>> BEGIN Data provided

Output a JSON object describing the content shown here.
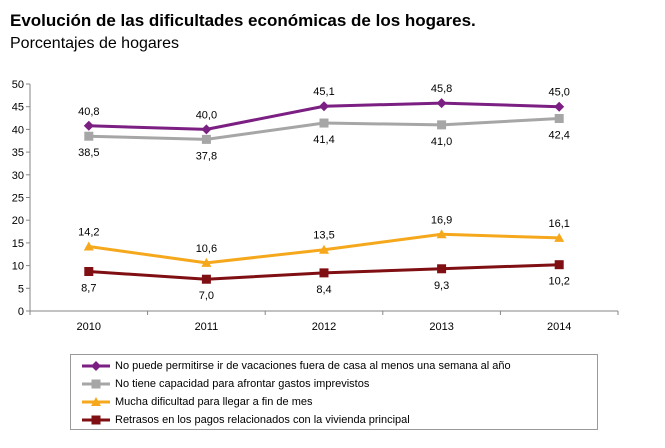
{
  "title": "Evolución de las dificultades económicas de los hogares.",
  "subtitle": "Porcentajes de hogares",
  "chart_data": {
    "type": "line",
    "x": [
      "2010",
      "2011",
      "2012",
      "2013",
      "2014"
    ],
    "ylim": [
      0,
      50
    ],
    "yticks": [
      0,
      5,
      10,
      15,
      20,
      25,
      30,
      35,
      40,
      45,
      50
    ],
    "grid": false,
    "legend_position": "bottom",
    "series": [
      {
        "name": "No puede permitirse ir de vacaciones fuera de casa al menos una semana al año",
        "values": [
          40.8,
          40.0,
          45.1,
          45.8,
          45.0
        ],
        "labels": [
          "40,8",
          "40,0",
          "45,1",
          "45,8",
          "45,0"
        ],
        "label_position": "above",
        "color": "#7b1f82",
        "marker": "diamond"
      },
      {
        "name": "No tiene capacidad para afrontar gastos imprevistos",
        "values": [
          38.5,
          37.8,
          41.4,
          41.0,
          42.4
        ],
        "labels": [
          "38,5",
          "37,8",
          "41,4",
          "41,0",
          "42,4"
        ],
        "label_position": "below",
        "color": "#a6a6a6",
        "marker": "square"
      },
      {
        "name": "Mucha dificultad para llegar a fin de mes",
        "values": [
          14.2,
          10.6,
          13.5,
          16.9,
          16.1
        ],
        "labels": [
          "14,2",
          "10,6",
          "13,5",
          "16,9",
          "16,1"
        ],
        "label_position": "above",
        "color": "#f5a81c",
        "marker": "triangle"
      },
      {
        "name": "Retrasos en los pagos relacionados con la vivienda principal",
        "values": [
          8.7,
          7.0,
          8.4,
          9.3,
          10.2
        ],
        "labels": [
          "8,7",
          "7,0",
          "8,4",
          "9,3",
          "10,2"
        ],
        "label_position": "below",
        "color": "#7f0f12",
        "marker": "square"
      }
    ]
  }
}
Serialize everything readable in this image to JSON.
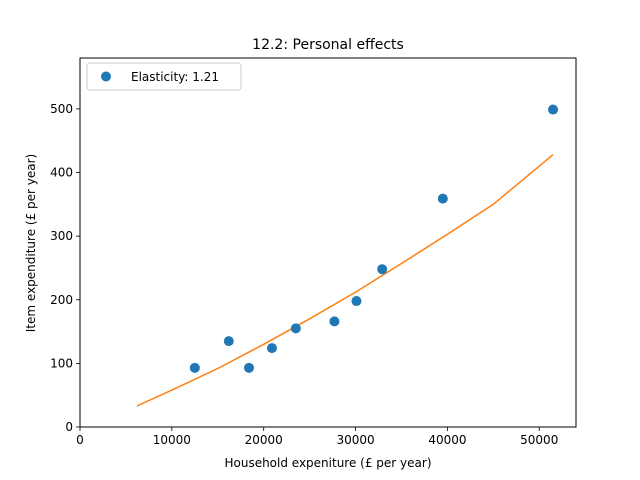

>> END Data provided

Exercise requirements:
Without including the pictures, reproduce all entries exactly.

Correct result:
Output a JSON object describing the content shown here.
{
  "title": "Evolución de las dificultades económicas de los hogares.",
  "subtitle": "Porcentajes de hogares",
  "chart_data": {
    "type": "line",
    "x": [
      "2010",
      "2011",
      "2012",
      "2013",
      "2014"
    ],
    "ylim": [
      0,
      50
    ],
    "yticks": [
      0,
      5,
      10,
      15,
      20,
      25,
      30,
      35,
      40,
      45,
      50
    ],
    "grid": false,
    "legend_position": "bottom",
    "series": [
      {
        "name": "No puede permitirse ir de vacaciones fuera de casa al menos una semana al año",
        "values": [
          40.8,
          40.0,
          45.1,
          45.8,
          45.0
        ],
        "labels": [
          "40,8",
          "40,0",
          "45,1",
          "45,8",
          "45,0"
        ],
        "label_position": "above",
        "color": "#7b1f82",
        "marker": "diamond"
      },
      {
        "name": "No tiene capacidad para afrontar gastos imprevistos",
        "values": [
          38.5,
          37.8,
          41.4,
          41.0,
          42.4
        ],
        "labels": [
          "38,5",
          "37,8",
          "41,4",
          "41,0",
          "42,4"
        ],
        "label_position": "below",
        "color": "#a6a6a6",
        "marker": "square"
      },
      {
        "name": "Mucha dificultad para llegar a fin de mes",
        "values": [
          14.2,
          10.6,
          13.5,
          16.9,
          16.1
        ],
        "labels": [
          "14,2",
          "10,6",
          "13,5",
          "16,9",
          "16,1"
        ],
        "label_position": "above",
        "color": "#f5a81c",
        "marker": "triangle"
      },
      {
        "name": "Retrasos en los pagos relacionados con la vivienda principal",
        "values": [
          8.7,
          7.0,
          8.4,
          9.3,
          10.2
        ],
        "labels": [
          "8,7",
          "7,0",
          "8,4",
          "9,3",
          "10,2"
        ],
        "label_position": "below",
        "color": "#7f0f12",
        "marker": "square"
      }
    ]
  }
}
Serialize everything readable in this image to JSON.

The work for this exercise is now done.